The problem: Each line of the listing must be transcribed exactly, except for the images, which should be excluded.

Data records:
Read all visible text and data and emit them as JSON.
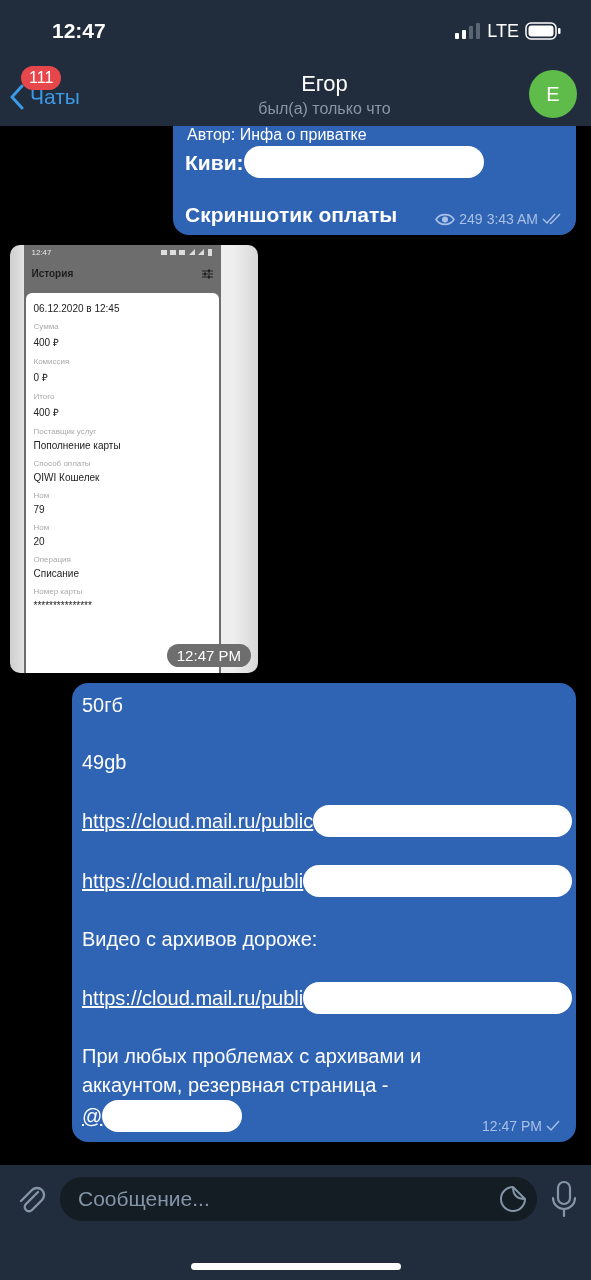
{
  "status_bar": {
    "time": "12:47",
    "network": "LTE"
  },
  "header": {
    "back_label": "Чаты",
    "unread_badge": "111",
    "title": "Егор",
    "subtitle": "был(а) только что",
    "avatar_letter": "Е"
  },
  "messages": [
    {
      "kind": "text",
      "author": "Автор: Инфа о приватке",
      "paragraphs": [
        {
          "kind": "text",
          "text": "Киви:",
          "bold": true,
          "redacted": true
        },
        {
          "kind": "text",
          "text": "Скриншотик оплаты",
          "bold": true
        }
      ],
      "views": "249",
      "time": "3:43 AM",
      "read": true
    },
    {
      "kind": "image",
      "time": "12:47 PM",
      "screenshot": {
        "time": "12:47",
        "title": "История",
        "date": "06.12.2020 в 12:45",
        "fields": [
          {
            "label": "Сумма",
            "value": "400 ₽"
          },
          {
            "label": "Комиссия",
            "value": "0 ₽"
          },
          {
            "label": "Итого",
            "value": "400 ₽"
          },
          {
            "label": "Поставщик услуг",
            "value": "Пополнение карты"
          },
          {
            "label": "Способ оплаты",
            "value": "QIWI Кошелек"
          },
          {
            "label": "Ном",
            "value": "79"
          },
          {
            "label": "Ном",
            "value": "20"
          },
          {
            "label": "Операция",
            "value": "Списание"
          },
          {
            "label": "Номер карты",
            "value": "***************"
          }
        ]
      }
    },
    {
      "kind": "text",
      "paragraphs": [
        {
          "kind": "text",
          "text": "50гб",
          "bold": false
        },
        {
          "kind": "text",
          "text": "49gb",
          "bold": false
        },
        {
          "kind": "link",
          "text": "https://cloud.mail.ru/public",
          "redacted": true
        },
        {
          "kind": "link",
          "text": "https://cloud.mail.ru/publi",
          "redacted": true
        },
        {
          "kind": "text",
          "text": "Видео с архивов дороже:",
          "bold": false
        },
        {
          "kind": "link",
          "text": "https://cloud.mail.ru/publi",
          "redacted": true
        },
        {
          "kind": "text",
          "text": "При любых проблемах с архивами и аккаунтом, резервная страница -",
          "bold": false
        },
        {
          "kind": "link",
          "text": "@",
          "redacted": true,
          "joined": true
        }
      ],
      "time": "12:47 PM",
      "read": false
    }
  ],
  "composer": {
    "placeholder": "Сообщение..."
  }
}
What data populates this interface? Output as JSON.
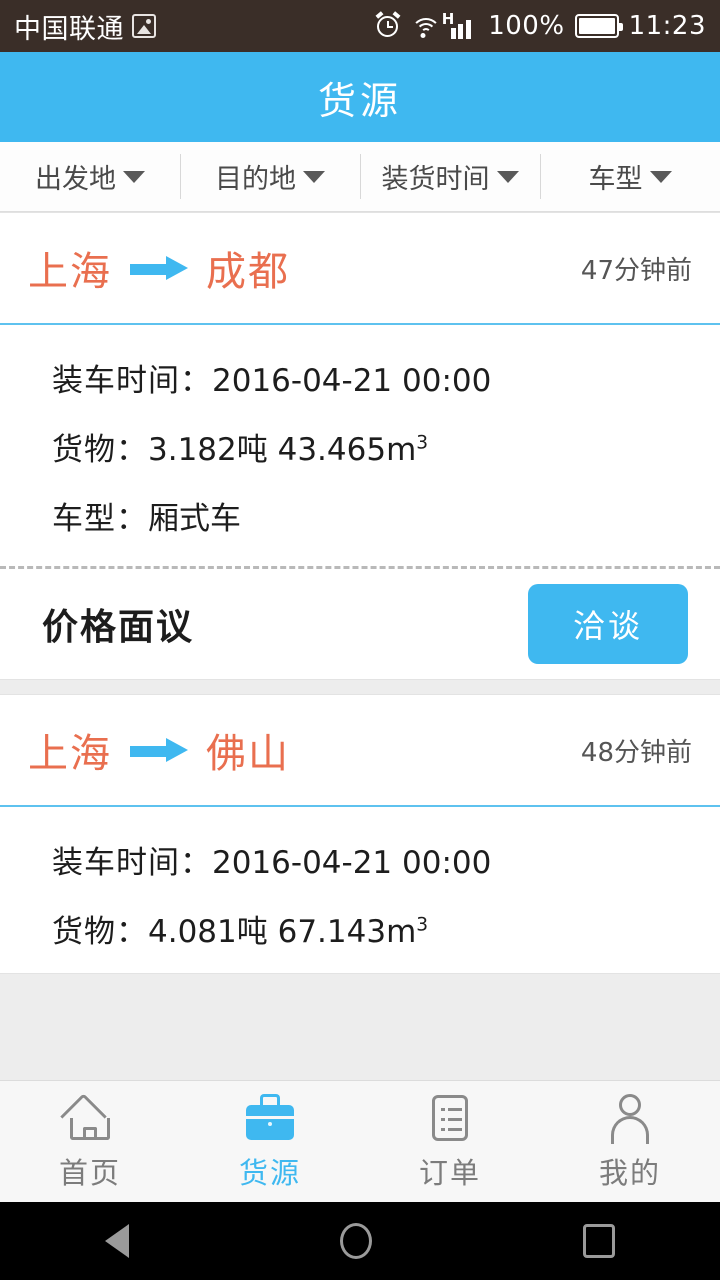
{
  "status_bar": {
    "carrier": "中国联通",
    "photo_icon": "photo-icon",
    "alarm_icon": "alarm-icon",
    "wifi_icon": "wifi-icon",
    "network_type": "H",
    "signal_icon": "signal-bars-icon",
    "battery_percent": "100%",
    "battery_icon": "battery-icon",
    "time": "11:23"
  },
  "app_bar": {
    "title": "货源"
  },
  "filters": [
    {
      "label": "出发地",
      "icon": "chevron-down-icon"
    },
    {
      "label": "目的地",
      "icon": "chevron-down-icon"
    },
    {
      "label": "装货时间",
      "icon": "chevron-down-icon"
    },
    {
      "label": "车型",
      "icon": "chevron-down-icon"
    }
  ],
  "cards": [
    {
      "origin": "上海",
      "arrow_icon": "arrow-right-icon",
      "destination": "成都",
      "posted_ago": "47分钟前",
      "load_time_label": "装车时间：",
      "load_time_value": "2016-04-21 00:00",
      "cargo_label": "货物：",
      "cargo_value": "3.182吨 43.465m",
      "cargo_unit_sup": "3",
      "vehicle_label": "车型：",
      "vehicle_value": "厢式车",
      "price": "价格面议",
      "action_label": "洽谈"
    },
    {
      "origin": "上海",
      "arrow_icon": "arrow-right-icon",
      "destination": "佛山",
      "posted_ago": "48分钟前",
      "load_time_label": "装车时间：",
      "load_time_value": "2016-04-21 00:00",
      "cargo_label": "货物：",
      "cargo_value": "4.081吨 67.143m",
      "cargo_unit_sup": "3"
    }
  ],
  "tabbar": [
    {
      "label": "首页",
      "icon": "home-icon",
      "active": false
    },
    {
      "label": "货源",
      "icon": "briefcase-icon",
      "active": true
    },
    {
      "label": "订单",
      "icon": "list-icon",
      "active": false
    },
    {
      "label": "我的",
      "icon": "person-icon",
      "active": false
    }
  ],
  "android_nav": {
    "back_icon": "back-triangle-icon",
    "home_icon": "home-circle-icon",
    "recents_icon": "recents-square-icon"
  },
  "colors": {
    "accent_blue": "#3fb8f0",
    "route_orange": "#e96f4f",
    "status_bar_bg": "#3a2e28",
    "page_bg": "#ededed"
  }
}
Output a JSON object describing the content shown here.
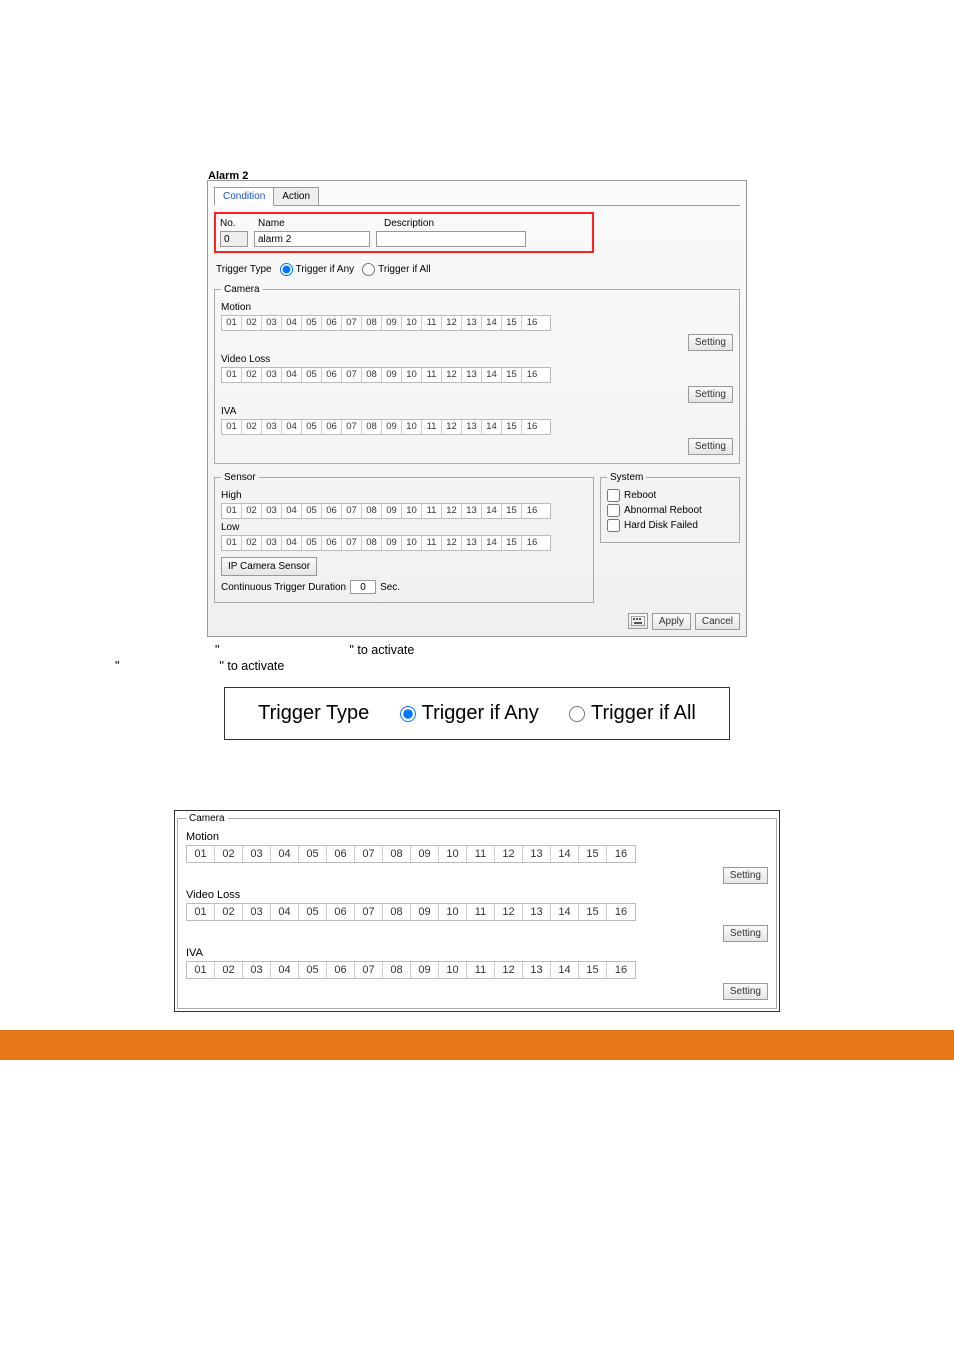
{
  "dialog": {
    "title": "Alarm 2",
    "tabs": {
      "condition": "Condition",
      "action": "Action"
    },
    "header": {
      "labels": {
        "no": "No.",
        "name": "Name",
        "desc": "Description"
      },
      "no_value": "0",
      "name_value": "alarm 2",
      "desc_value": ""
    },
    "trigger": {
      "label": "Trigger Type",
      "any": "Trigger if Any",
      "all": "Trigger if All"
    },
    "camera": {
      "legend": "Camera",
      "motion": "Motion",
      "videoloss": "Video Loss",
      "iva": "IVA",
      "setting": "Setting"
    },
    "sensor": {
      "legend": "Sensor",
      "high": "High",
      "low": "Low",
      "ip_sensor": "IP Camera Sensor",
      "duration_label": "Continuous Trigger Duration",
      "duration_value": "0",
      "duration_unit": "Sec."
    },
    "system": {
      "legend": "System",
      "reboot": "Reboot",
      "abnormal": "Abnormal Reboot",
      "hdd": "Hard Disk Failed"
    },
    "buttons": {
      "apply": "Apply",
      "cancel": "Cancel"
    }
  },
  "channels": [
    "01",
    "02",
    "03",
    "04",
    "05",
    "06",
    "07",
    "08",
    "09",
    "10",
    "11",
    "12",
    "13",
    "14",
    "15",
    "16"
  ],
  "instructions": {
    "line1_prefix": "\"",
    "line1_suffix": "\" to activate",
    "line2_prefix": "\"",
    "line2_suffix": "\" to activate"
  },
  "embed_trigger": {
    "label": "Trigger Type",
    "any": "Trigger if Any",
    "all": "Trigger if All"
  },
  "embed_camera": {
    "legend": "Camera",
    "motion": "Motion",
    "videoloss": "Video Loss",
    "iva": "IVA",
    "setting": "Setting"
  }
}
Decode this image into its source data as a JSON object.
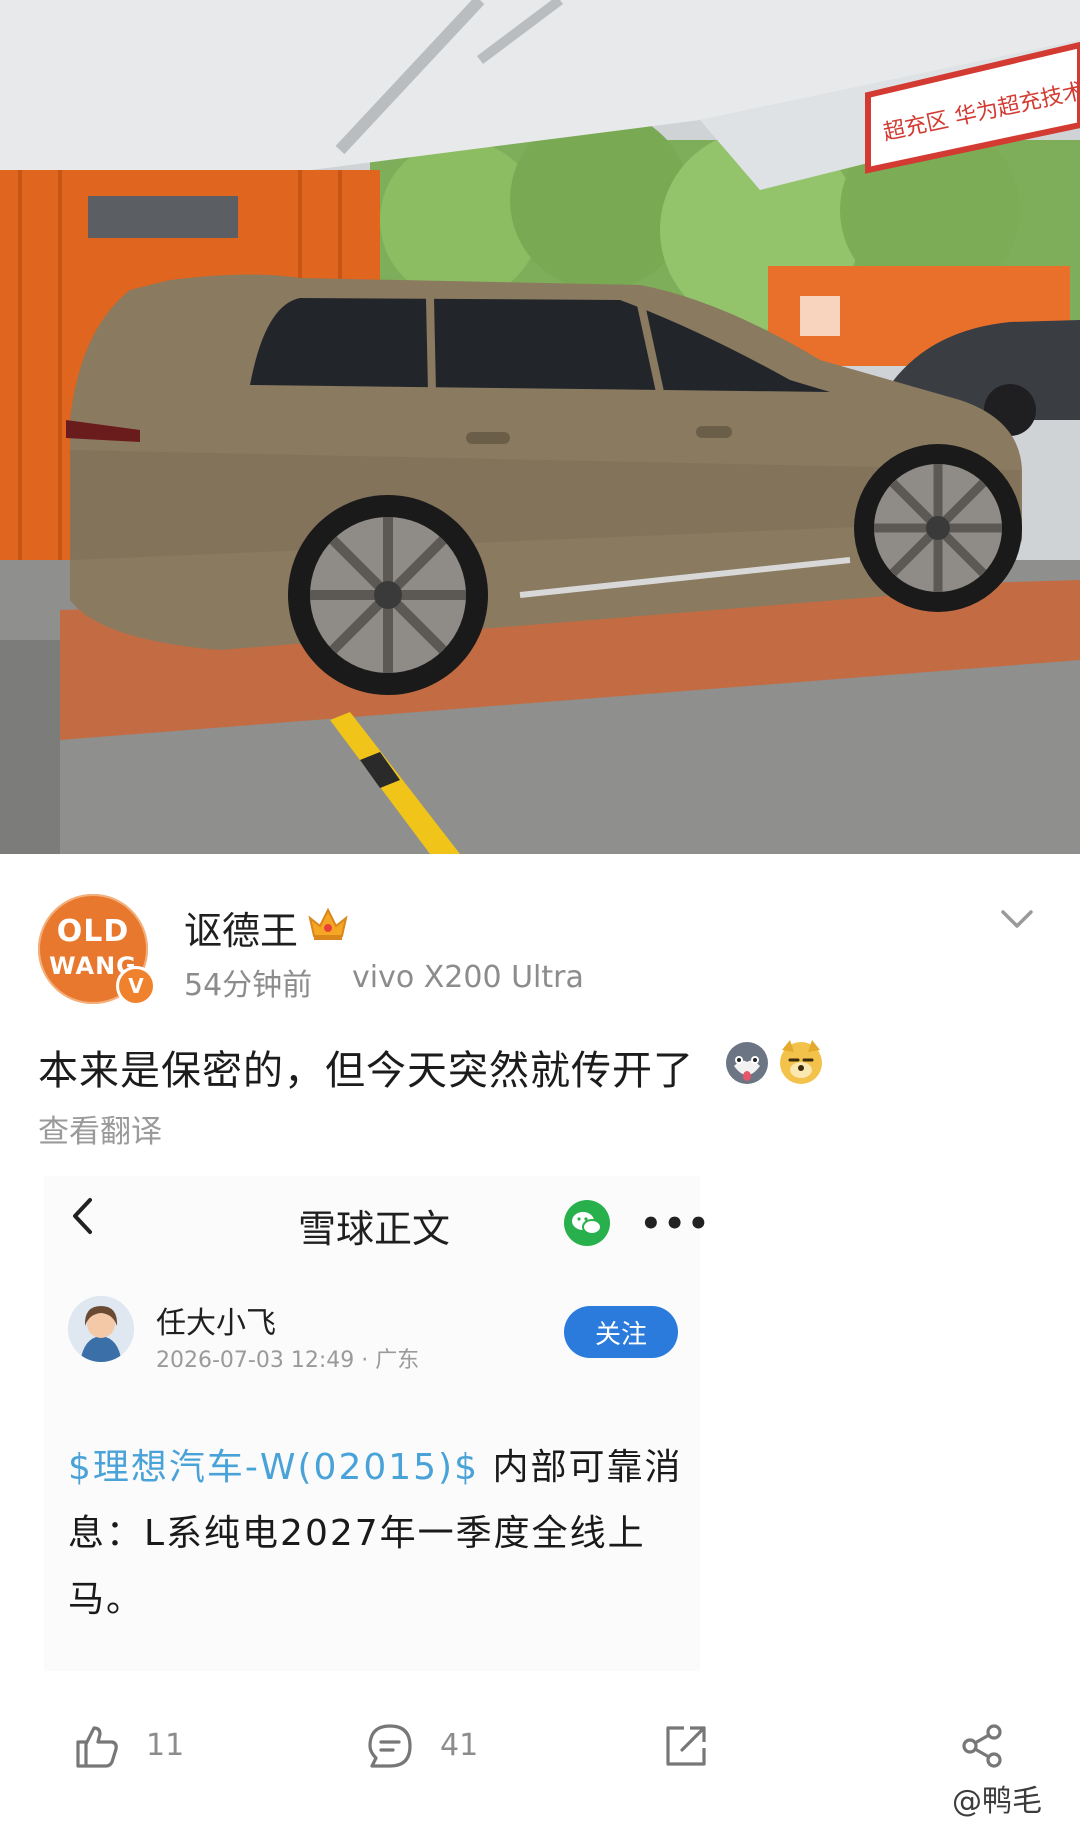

Output:
Read all visible text and data and emit them as JSON.
{
  "status_bar": {
    "time": "12:47",
    "network": "LTE"
  },
  "header": {
    "back_label": "Чаты",
    "unread_badge": "111",
    "title": "Егор",
    "subtitle": "был(а) только что",
    "avatar_letter": "Е"
  },
  "messages": [
    {
      "kind": "text",
      "author": "Автор: Инфа о приватке",
      "paragraphs": [
        {
          "kind": "text",
          "text": "Киви:",
          "bold": true,
          "redacted": true
        },
        {
          "kind": "text",
          "text": "Скриншотик оплаты",
          "bold": true
        }
      ],
      "views": "249",
      "time": "3:43 AM",
      "read": true
    },
    {
      "kind": "image",
      "time": "12:47 PM",
      "screenshot": {
        "time": "12:47",
        "title": "История",
        "date": "06.12.2020 в 12:45",
        "fields": [
          {
            "label": "Сумма",
            "value": "400 ₽"
          },
          {
            "label": "Комиссия",
            "value": "0 ₽"
          },
          {
            "label": "Итого",
            "value": "400 ₽"
          },
          {
            "label": "Поставщик услуг",
            "value": "Пополнение карты"
          },
          {
            "label": "Способ оплаты",
            "value": "QIWI Кошелек"
          },
          {
            "label": "Ном",
            "value": "79"
          },
          {
            "label": "Ном",
            "value": "20"
          },
          {
            "label": "Операция",
            "value": "Списание"
          },
          {
            "label": "Номер карты",
            "value": "***************"
          }
        ]
      }
    },
    {
      "kind": "text",
      "paragraphs": [
        {
          "kind": "text",
          "text": "50гб",
          "bold": false
        },
        {
          "kind": "text",
          "text": "49gb",
          "bold": false
        },
        {
          "kind": "link",
          "text": "https://cloud.mail.ru/public",
          "redacted": true
        },
        {
          "kind": "link",
          "text": "https://cloud.mail.ru/publi",
          "redacted": true
        },
        {
          "kind": "text",
          "text": "Видео с архивов дороже:",
          "bold": false
        },
        {
          "kind": "link",
          "text": "https://cloud.mail.ru/publi",
          "redacted": true
        },
        {
          "kind": "text",
          "text": "При любых проблемах с архивами и аккаунтом, резервная страница -",
          "bold": false
        },
        {
          "kind": "link",
          "text": "@",
          "redacted": true,
          "joined": true
        }
      ],
      "time": "12:47 PM",
      "read": false
    }
  ],
  "composer": {
    "placeholder": "Сообщение..."
  }
}
What data populates this interface? Output as JSON.
{
  "status_bar": {
    "carrier": "中国联通",
    "photo_icon": "photo-icon",
    "alarm_icon": "alarm-icon",
    "wifi_icon": "wifi-icon",
    "network_type": "H",
    "signal_icon": "signal-bars-icon",
    "battery_percent": "100%",
    "battery_icon": "battery-icon",
    "time": "11:23"
  },
  "app_bar": {
    "title": "货源"
  },
  "filters": [
    {
      "label": "出发地",
      "icon": "chevron-down-icon"
    },
    {
      "label": "目的地",
      "icon": "chevron-down-icon"
    },
    {
      "label": "装货时间",
      "icon": "chevron-down-icon"
    },
    {
      "label": "车型",
      "icon": "chevron-down-icon"
    }
  ],
  "cards": [
    {
      "origin": "上海",
      "arrow_icon": "arrow-right-icon",
      "destination": "成都",
      "posted_ago": "47分钟前",
      "load_time_label": "装车时间：",
      "load_time_value": "2016-04-21 00:00",
      "cargo_label": "货物：",
      "cargo_value": "3.182吨 43.465m",
      "cargo_unit_sup": "3",
      "vehicle_label": "车型：",
      "vehicle_value": "厢式车",
      "price": "价格面议",
      "action_label": "洽谈"
    },
    {
      "origin": "上海",
      "arrow_icon": "arrow-right-icon",
      "destination": "佛山",
      "posted_ago": "48分钟前",
      "load_time_label": "装车时间：",
      "load_time_value": "2016-04-21 00:00",
      "cargo_label": "货物：",
      "cargo_value": "4.081吨 67.143m",
      "cargo_unit_sup": "3"
    }
  ],
  "tabbar": [
    {
      "label": "首页",
      "icon": "home-icon",
      "active": false
    },
    {
      "label": "货源",
      "icon": "briefcase-icon",
      "active": true
    },
    {
      "label": "订单",
      "icon": "list-icon",
      "active": false
    },
    {
      "label": "我的",
      "icon": "person-icon",
      "active": false
    }
  ],
  "android_nav": {
    "back_icon": "back-triangle-icon",
    "home_icon": "home-circle-icon",
    "recents_icon": "recents-square-icon"
  },
  "colors": {
    "accent_blue": "#3fb8f0",
    "route_orange": "#e96f4f",
    "status_bar_bg": "#3a2e28",
    "page_bg": "#ededed"
  }
}
Output a JSON object describing the content shown here.
{
  "dialog": {
    "title": "Alarm 2",
    "tabs": {
      "condition": "Condition",
      "action": "Action"
    },
    "header": {
      "labels": {
        "no": "No.",
        "name": "Name",
        "desc": "Description"
      },
      "no_value": "0",
      "name_value": "alarm 2",
      "desc_value": ""
    },
    "trigger": {
      "label": "Trigger Type",
      "any": "Trigger if Any",
      "all": "Trigger if All"
    },
    "camera": {
      "legend": "Camera",
      "motion": "Motion",
      "videoloss": "Video Loss",
      "iva": "IVA",
      "setting": "Setting"
    },
    "sensor": {
      "legend": "Sensor",
      "high": "High",
      "low": "Low",
      "ip_sensor": "IP Camera Sensor",
      "duration_label": "Continuous Trigger Duration",
      "duration_value": "0",
      "duration_unit": "Sec."
    },
    "system": {
      "legend": "System",
      "reboot": "Reboot",
      "abnormal": "Abnormal Reboot",
      "hdd": "Hard Disk Failed"
    },
    "buttons": {
      "apply": "Apply",
      "cancel": "Cancel"
    }
  },
  "channels": [
    "01",
    "02",
    "03",
    "04",
    "05",
    "06",
    "07",
    "08",
    "09",
    "10",
    "11",
    "12",
    "13",
    "14",
    "15",
    "16"
  ],
  "instructions": {
    "line1_prefix": "\"",
    "line1_suffix": "\" to activate",
    "line2_prefix": "\"",
    "line2_suffix": "\" to activate"
  },
  "embed_trigger": {
    "label": "Trigger Type",
    "any": "Trigger if Any",
    "all": "Trigger if All"
  },
  "embed_camera": {
    "legend": "Camera",
    "motion": "Motion",
    "videoloss": "Video Loss",
    "iva": "IVA",
    "setting": "Setting"
  }
}
Decode this image into its source data as a JSON object.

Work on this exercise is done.